**Work request:** Please list every analysis in the abstract below that has a reported incidence rate ratio, giving each analysis with its ratio.
START Source passage
A1071
Title: Informed presence in electronic health record data: Illustrating bias reduction approaches in longitudinal analyses
Authors: Yun Li - University of Pennsylvania (United States) [presenting]
Abstract: Electronic health record (EHR) systems capture patient information inconsistently across the lifespan, with patients generally contributing more data when they are sick than when they are healthy. This creates systematic differences in "informed presence" between captured and non-captured data, potentially biasing estimates of association. There is growing interest in analytic approaches accounting for informed presence, but practical approaches for conceptualizing, identifying, and accounting for informed presence in applied EHR-based research have limited attention. For population-level associations in longitudinal settings, a collider-bias framework is used for understanding informed presence bias, and approaches to bias reduction are demonstrated under informed presence. To illustrate, associations are investigated between steroids and cytomegalovirus viremia among pediatric solid organ transplant patients ($N=271$) in a recurrent outcomes analysis. Evidence of informed presence is identified. Incidence rate ratios dropped from 1.83 (95\% CI 1.02, 3.28) in a naive analysis to 1.37 (0.73, 2.57) when accounting for informed presence using inverse intensity weighting. Bootstrapped inverse intensity weighting and multiple outputation resulted in similar estimates of 1.37 (0.71, 2.27) and 1.40 (0.73, 2.68), respectively. When conducting longitudinal analyses with irregularly measured EHR data, it is recommended to account for outcome dependence in statistical analysis.
END Source passage
START Dataset excerpts
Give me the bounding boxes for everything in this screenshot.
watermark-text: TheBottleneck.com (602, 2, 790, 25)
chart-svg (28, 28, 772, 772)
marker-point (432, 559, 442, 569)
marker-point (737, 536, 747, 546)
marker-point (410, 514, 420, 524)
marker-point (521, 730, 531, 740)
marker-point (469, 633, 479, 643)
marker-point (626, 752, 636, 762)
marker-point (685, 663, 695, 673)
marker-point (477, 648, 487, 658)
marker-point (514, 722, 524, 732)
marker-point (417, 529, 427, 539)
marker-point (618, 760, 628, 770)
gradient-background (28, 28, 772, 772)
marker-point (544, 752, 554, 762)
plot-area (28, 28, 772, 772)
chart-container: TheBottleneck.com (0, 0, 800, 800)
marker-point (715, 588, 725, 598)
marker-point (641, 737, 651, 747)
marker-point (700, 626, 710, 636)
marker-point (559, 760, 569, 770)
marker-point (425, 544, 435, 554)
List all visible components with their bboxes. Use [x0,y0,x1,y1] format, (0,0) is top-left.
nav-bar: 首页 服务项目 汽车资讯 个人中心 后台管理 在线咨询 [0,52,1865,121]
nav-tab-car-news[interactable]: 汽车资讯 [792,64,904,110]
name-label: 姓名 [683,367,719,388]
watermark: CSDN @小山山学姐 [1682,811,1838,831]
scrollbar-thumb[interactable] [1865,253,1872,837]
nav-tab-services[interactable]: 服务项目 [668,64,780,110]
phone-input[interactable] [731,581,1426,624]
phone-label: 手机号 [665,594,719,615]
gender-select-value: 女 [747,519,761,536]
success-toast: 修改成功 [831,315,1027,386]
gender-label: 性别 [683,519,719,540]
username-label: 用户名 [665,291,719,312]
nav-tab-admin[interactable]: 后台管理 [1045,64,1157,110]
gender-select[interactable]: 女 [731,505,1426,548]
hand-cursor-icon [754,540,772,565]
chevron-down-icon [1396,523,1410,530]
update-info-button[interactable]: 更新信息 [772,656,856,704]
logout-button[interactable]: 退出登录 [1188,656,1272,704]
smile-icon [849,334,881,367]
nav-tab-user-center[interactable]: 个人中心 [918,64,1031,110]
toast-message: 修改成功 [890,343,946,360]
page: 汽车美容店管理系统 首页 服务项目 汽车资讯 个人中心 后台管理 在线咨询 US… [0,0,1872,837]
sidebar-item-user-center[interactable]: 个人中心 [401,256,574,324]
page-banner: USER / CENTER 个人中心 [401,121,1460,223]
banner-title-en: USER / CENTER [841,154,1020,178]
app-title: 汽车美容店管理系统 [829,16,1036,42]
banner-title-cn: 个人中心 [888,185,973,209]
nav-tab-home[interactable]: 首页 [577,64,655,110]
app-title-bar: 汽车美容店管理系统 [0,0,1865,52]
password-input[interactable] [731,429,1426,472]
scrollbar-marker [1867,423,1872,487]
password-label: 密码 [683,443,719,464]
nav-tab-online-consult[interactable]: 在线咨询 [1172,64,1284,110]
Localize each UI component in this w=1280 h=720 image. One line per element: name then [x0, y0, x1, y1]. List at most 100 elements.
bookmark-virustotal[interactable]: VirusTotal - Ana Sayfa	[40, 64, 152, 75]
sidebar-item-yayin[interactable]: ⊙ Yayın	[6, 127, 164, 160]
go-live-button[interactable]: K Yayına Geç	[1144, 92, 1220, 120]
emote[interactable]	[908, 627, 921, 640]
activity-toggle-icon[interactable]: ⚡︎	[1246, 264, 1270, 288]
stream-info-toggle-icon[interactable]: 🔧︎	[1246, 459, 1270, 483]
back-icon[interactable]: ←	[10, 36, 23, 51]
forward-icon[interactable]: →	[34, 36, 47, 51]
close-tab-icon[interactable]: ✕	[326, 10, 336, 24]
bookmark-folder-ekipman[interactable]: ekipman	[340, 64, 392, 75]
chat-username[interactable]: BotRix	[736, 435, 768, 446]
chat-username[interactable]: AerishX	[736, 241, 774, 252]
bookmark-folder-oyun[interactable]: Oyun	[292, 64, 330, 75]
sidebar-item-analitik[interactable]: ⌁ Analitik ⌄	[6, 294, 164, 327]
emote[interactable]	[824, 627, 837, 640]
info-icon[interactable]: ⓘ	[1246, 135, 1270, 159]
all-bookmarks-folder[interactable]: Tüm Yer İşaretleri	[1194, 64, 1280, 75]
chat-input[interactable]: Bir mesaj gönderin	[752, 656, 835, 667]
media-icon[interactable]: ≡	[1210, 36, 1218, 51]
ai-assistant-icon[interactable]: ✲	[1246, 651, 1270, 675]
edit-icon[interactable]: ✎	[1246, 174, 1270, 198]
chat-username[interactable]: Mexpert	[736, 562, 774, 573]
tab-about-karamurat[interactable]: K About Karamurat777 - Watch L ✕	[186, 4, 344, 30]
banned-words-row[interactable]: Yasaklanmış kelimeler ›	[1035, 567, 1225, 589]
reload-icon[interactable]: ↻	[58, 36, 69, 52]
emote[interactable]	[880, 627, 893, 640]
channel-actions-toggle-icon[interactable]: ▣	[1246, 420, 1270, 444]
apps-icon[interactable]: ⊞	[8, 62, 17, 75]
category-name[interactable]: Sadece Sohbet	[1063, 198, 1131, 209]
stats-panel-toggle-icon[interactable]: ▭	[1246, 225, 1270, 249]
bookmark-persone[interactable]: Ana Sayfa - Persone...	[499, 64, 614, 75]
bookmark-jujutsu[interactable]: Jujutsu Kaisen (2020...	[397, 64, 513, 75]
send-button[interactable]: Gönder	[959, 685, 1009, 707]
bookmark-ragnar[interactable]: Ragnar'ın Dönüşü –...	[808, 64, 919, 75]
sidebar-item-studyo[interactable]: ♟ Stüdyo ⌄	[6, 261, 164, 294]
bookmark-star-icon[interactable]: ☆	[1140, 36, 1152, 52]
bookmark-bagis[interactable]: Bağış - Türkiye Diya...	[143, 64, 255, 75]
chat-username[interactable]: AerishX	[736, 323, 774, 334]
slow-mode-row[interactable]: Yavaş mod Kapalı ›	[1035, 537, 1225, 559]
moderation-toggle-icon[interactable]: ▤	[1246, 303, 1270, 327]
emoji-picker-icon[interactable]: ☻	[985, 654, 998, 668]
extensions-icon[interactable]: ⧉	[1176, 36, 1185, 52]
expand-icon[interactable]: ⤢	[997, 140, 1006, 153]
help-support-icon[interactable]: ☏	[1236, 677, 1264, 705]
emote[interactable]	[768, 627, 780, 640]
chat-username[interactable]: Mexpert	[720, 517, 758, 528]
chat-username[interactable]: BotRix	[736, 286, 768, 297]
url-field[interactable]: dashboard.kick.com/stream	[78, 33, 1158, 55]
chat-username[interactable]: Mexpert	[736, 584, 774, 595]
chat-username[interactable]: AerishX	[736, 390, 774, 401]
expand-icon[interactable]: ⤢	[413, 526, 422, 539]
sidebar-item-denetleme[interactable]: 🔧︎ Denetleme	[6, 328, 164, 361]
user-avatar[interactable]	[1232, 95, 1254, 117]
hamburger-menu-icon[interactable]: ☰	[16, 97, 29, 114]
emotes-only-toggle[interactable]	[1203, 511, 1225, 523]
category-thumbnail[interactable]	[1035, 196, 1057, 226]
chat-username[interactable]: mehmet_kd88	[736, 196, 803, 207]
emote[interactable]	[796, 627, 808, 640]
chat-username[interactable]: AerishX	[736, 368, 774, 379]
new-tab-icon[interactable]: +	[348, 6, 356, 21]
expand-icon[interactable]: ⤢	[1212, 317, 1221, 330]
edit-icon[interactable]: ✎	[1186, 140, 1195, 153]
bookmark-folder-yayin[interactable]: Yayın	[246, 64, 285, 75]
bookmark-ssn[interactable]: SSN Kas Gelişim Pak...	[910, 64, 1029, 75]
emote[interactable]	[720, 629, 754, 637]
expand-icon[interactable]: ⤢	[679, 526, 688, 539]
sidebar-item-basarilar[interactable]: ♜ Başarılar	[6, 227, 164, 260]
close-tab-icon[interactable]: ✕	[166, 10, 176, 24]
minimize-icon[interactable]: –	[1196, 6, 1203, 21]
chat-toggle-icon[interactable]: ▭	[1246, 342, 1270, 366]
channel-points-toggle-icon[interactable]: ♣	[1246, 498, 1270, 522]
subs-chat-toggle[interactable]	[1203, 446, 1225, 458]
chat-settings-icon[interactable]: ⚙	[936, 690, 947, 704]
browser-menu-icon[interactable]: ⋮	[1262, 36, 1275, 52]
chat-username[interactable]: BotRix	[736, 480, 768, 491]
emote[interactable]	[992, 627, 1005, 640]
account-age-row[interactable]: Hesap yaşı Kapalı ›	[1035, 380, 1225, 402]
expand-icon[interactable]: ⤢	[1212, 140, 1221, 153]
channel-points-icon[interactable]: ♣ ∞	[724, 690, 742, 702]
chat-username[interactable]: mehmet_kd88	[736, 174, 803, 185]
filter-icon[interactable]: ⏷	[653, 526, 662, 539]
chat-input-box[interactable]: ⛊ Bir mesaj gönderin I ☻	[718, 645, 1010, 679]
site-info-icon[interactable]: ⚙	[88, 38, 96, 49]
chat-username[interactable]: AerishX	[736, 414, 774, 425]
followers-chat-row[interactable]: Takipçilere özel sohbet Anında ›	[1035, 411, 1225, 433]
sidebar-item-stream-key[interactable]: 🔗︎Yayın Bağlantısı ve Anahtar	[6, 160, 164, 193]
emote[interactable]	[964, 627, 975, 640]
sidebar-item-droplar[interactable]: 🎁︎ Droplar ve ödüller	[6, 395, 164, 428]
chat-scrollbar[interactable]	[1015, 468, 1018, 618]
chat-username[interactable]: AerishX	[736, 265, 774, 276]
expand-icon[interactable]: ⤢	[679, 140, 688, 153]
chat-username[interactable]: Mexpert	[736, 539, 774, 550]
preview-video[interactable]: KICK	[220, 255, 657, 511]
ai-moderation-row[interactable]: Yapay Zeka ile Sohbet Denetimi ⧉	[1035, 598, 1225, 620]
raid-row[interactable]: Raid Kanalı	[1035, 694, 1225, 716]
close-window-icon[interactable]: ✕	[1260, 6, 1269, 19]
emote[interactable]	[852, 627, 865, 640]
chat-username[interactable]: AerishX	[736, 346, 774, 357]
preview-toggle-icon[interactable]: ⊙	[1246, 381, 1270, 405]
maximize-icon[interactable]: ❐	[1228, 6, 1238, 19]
END Dataset excerpts
**Completed task:**
- Naive analysis: 1.83
- Inverse intensity weighting: 1.37
- Bootstrapped inverse intensity weighting: 1.37
- Multiple outputation: 1.40